[Extracted records]
--- BEGIN ---

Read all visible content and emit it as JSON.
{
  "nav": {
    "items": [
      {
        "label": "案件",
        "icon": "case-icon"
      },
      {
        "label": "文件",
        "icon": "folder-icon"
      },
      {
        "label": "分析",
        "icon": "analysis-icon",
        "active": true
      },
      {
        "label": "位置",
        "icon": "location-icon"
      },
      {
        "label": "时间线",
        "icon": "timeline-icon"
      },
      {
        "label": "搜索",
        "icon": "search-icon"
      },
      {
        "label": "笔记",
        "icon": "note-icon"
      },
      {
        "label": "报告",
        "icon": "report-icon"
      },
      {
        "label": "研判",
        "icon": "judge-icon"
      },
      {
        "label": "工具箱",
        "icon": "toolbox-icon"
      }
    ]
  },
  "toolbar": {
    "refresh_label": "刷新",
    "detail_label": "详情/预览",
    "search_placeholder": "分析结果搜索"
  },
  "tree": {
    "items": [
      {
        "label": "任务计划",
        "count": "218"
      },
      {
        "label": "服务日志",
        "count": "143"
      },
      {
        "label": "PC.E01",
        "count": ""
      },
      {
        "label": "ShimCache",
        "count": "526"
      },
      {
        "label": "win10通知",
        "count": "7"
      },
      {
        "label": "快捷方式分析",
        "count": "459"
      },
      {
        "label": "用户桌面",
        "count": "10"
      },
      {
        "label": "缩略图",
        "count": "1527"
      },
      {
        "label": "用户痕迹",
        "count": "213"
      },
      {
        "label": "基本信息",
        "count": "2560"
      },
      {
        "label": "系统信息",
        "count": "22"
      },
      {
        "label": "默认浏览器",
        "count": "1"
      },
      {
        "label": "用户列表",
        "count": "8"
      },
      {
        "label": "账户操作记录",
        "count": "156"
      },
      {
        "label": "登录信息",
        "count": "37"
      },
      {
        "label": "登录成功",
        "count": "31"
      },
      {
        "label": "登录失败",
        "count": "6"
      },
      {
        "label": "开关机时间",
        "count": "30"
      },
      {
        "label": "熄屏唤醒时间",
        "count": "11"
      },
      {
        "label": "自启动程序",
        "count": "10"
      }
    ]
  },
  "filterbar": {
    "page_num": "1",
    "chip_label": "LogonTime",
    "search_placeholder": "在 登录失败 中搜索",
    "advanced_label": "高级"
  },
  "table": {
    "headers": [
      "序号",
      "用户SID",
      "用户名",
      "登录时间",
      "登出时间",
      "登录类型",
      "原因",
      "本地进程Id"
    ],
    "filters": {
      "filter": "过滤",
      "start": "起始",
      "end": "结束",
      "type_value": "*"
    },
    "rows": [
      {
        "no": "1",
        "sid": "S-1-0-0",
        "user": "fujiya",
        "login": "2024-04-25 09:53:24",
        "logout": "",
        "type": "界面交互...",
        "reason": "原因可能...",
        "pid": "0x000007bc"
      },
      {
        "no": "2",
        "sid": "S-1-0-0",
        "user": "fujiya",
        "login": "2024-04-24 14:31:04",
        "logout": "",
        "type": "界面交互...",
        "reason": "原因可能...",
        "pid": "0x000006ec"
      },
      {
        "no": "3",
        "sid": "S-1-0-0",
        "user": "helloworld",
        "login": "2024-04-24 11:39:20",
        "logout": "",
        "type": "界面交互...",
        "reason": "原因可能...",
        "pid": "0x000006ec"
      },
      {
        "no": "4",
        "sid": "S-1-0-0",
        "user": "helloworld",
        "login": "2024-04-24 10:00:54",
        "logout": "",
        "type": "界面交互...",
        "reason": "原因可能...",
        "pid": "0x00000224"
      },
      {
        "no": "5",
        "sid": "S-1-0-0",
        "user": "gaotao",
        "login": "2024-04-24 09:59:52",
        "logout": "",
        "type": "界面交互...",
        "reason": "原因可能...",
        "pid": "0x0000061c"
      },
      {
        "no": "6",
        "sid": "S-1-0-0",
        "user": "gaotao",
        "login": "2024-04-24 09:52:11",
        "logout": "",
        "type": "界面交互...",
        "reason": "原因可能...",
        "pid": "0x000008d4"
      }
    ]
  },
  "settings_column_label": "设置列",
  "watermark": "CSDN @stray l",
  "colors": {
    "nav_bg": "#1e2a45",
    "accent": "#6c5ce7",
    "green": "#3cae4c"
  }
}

--- END ---

### STATED GOAL
Each line of the listing above should be output exactly.

### FULL OUTPUT
Read all visible content and emit it as JSON.
{
  "nav": {
    "items": [
      {
        "label": "案件",
        "icon": "case-icon"
      },
      {
        "label": "文件",
        "icon": "folder-icon"
      },
      {
        "label": "分析",
        "icon": "analysis-icon",
        "active": true
      },
      {
        "label": "位置",
        "icon": "location-icon"
      },
      {
        "label": "时间线",
        "icon": "timeline-icon"
      },
      {
        "label": "搜索",
        "icon": "search-icon"
      },
      {
        "label": "笔记",
        "icon": "note-icon"
      },
      {
        "label": "报告",
        "icon": "report-icon"
      },
      {
        "label": "研判",
        "icon": "judge-icon"
      },
      {
        "label": "工具箱",
        "icon": "toolbox-icon"
      }
    ]
  },
  "toolbar": {
    "refresh_label": "刷新",
    "detail_label": "详情/预览",
    "search_placeholder": "分析结果搜索"
  },
  "tree": {
    "items": [
      {
        "label": "任务计划",
        "count": "218"
      },
      {
        "label": "服务日志",
        "count": "143"
      },
      {
        "label": "PC.E01",
        "count": ""
      },
      {
        "label": "ShimCache",
        "count": "526"
      },
      {
        "label": "win10通知",
        "count": "7"
      },
      {
        "label": "快捷方式分析",
        "count": "459"
      },
      {
        "label": "用户桌面",
        "count": "10"
      },
      {
        "label": "缩略图",
        "count": "1527"
      },
      {
        "label": "用户痕迹",
        "count": "213"
      },
      {
        "label": "基本信息",
        "count": "2560"
      },
      {
        "label": "系统信息",
        "count": "22"
      },
      {
        "label": "默认浏览器",
        "count": "1"
      },
      {
        "label": "用户列表",
        "count": "8"
      },
      {
        "label": "账户操作记录",
        "count": "156"
      },
      {
        "label": "登录信息",
        "count": "37"
      },
      {
        "label": "登录成功",
        "count": "31"
      },
      {
        "label": "登录失败",
        "count": "6"
      },
      {
        "label": "开关机时间",
        "count": "30"
      },
      {
        "label": "熄屏唤醒时间",
        "count": "11"
      },
      {
        "label": "自启动程序",
        "count": "10"
      }
    ]
  },
  "filterbar": {
    "page_num": "1",
    "chip_label": "LogonTime",
    "search_placeholder": "在 登录失败 中搜索",
    "advanced_label": "高级"
  },
  "table": {
    "headers": [
      "序号",
      "用户SID",
      "用户名",
      "登录时间",
      "登出时间",
      "登录类型",
      "原因",
      "本地进程Id"
    ],
    "filters": {
      "filter": "过滤",
      "start": "起始",
      "end": "结束",
      "type_value": "*"
    },
    "rows": [
      {
        "no": "1",
        "sid": "S-1-0-0",
        "user": "fujiya",
        "login": "2024-04-25 09:53:24",
        "logout": "",
        "type": "界面交互...",
        "reason": "原因可能...",
        "pid": "0x000007bc"
      },
      {
        "no": "2",
        "sid": "S-1-0-0",
        "user": "fujiya",
        "login": "2024-04-24 14:31:04",
        "logout": "",
        "type": "界面交互...",
        "reason": "原因可能...",
        "pid": "0x000006ec"
      },
      {
        "no": "3",
        "sid": "S-1-0-0",
        "user": "helloworld",
        "login": "2024-04-24 11:39:20",
        "logout": "",
        "type": "界面交互...",
        "reason": "原因可能...",
        "pid": "0x000006ec"
      },
      {
        "no": "4",
        "sid": "S-1-0-0",
        "user": "helloworld",
        "login": "2024-04-24 10:00:54",
        "logout": "",
        "type": "界面交互...",
        "reason": "原因可能...",
        "pid": "0x00000224"
      },
      {
        "no": "5",
        "sid": "S-1-0-0",
        "user": "gaotao",
        "login": "2024-04-24 09:59:52",
        "logout": "",
        "type": "界面交互...",
        "reason": "原因可能...",
        "pid": "0x0000061c"
      },
      {
        "no": "6",
        "sid": "S-1-0-0",
        "user": "gaotao",
        "login": "2024-04-24 09:52:11",
        "logout": "",
        "type": "界面交互...",
        "reason": "原因可能...",
        "pid": "0x000008d4"
      }
    ]
  },
  "settings_column_label": "设置列",
  "watermark": "CSDN @stray l",
  "colors": {
    "nav_bg": "#1e2a45",
    "accent": "#6c5ce7",
    "green": "#3cae4c"
  }
}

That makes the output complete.